§ Set problem
Pictures do not belong in the copy, so please give every entry below again exactly.

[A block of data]
<<<<

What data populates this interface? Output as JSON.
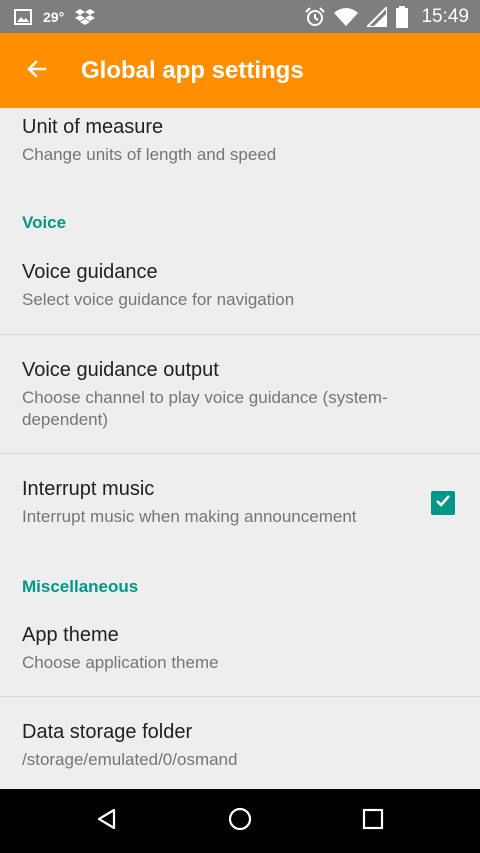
{
  "status_bar": {
    "temperature": "29°",
    "time": "15:49",
    "icons": [
      "image-icon",
      "dropbox-icon",
      "alarm-icon",
      "wifi-icon",
      "signal-icon",
      "battery-icon"
    ]
  },
  "app_bar": {
    "title": "Global app settings",
    "back_icon": "arrow-back-icon",
    "color": "#ff8f00"
  },
  "settings": {
    "unit_of_measure": {
      "title": "Unit of measure",
      "summary": "Change units of length and speed"
    },
    "voice_category": "Voice",
    "voice_guidance": {
      "title": "Voice guidance",
      "summary": "Select voice guidance for navigation"
    },
    "voice_guidance_output": {
      "title": "Voice guidance output",
      "summary": "Choose channel to play voice guidance (system-dependent)"
    },
    "interrupt_music": {
      "title": "Interrupt music",
      "summary": "Interrupt music when making announcement",
      "checked": true
    },
    "misc_category": "Miscellaneous",
    "app_theme": {
      "title": "App theme",
      "summary": "Choose application theme"
    },
    "data_storage_folder": {
      "title": "Data storage folder",
      "summary": "/storage/emulated/0/osmand"
    }
  },
  "nav_bar": {
    "icons": [
      "back-triangle-icon",
      "home-circle-icon",
      "recents-square-icon"
    ]
  },
  "colors": {
    "accent": "#009688",
    "app_bar": "#ff8f00",
    "status_bar": "#7e7e7e",
    "background": "#eeeeee"
  }
}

>>>>

§ Completed exercise
What data populates this interface? Output as JSON.
{
  "status_bar": {
    "temperature": "29°",
    "time": "15:49",
    "icons": [
      "image-icon",
      "dropbox-icon",
      "alarm-icon",
      "wifi-icon",
      "signal-icon",
      "battery-icon"
    ]
  },
  "app_bar": {
    "title": "Global app settings",
    "back_icon": "arrow-back-icon",
    "color": "#ff8f00"
  },
  "settings": {
    "unit_of_measure": {
      "title": "Unit of measure",
      "summary": "Change units of length and speed"
    },
    "voice_category": "Voice",
    "voice_guidance": {
      "title": "Voice guidance",
      "summary": "Select voice guidance for navigation"
    },
    "voice_guidance_output": {
      "title": "Voice guidance output",
      "summary": "Choose channel to play voice guidance (system-dependent)"
    },
    "interrupt_music": {
      "title": "Interrupt music",
      "summary": "Interrupt music when making announcement",
      "checked": true
    },
    "misc_category": "Miscellaneous",
    "app_theme": {
      "title": "App theme",
      "summary": "Choose application theme"
    },
    "data_storage_folder": {
      "title": "Data storage folder",
      "summary": "/storage/emulated/0/osmand"
    }
  },
  "nav_bar": {
    "icons": [
      "back-triangle-icon",
      "home-circle-icon",
      "recents-square-icon"
    ]
  },
  "colors": {
    "accent": "#009688",
    "app_bar": "#ff8f00",
    "status_bar": "#7e7e7e",
    "background": "#eeeeee"
  }
}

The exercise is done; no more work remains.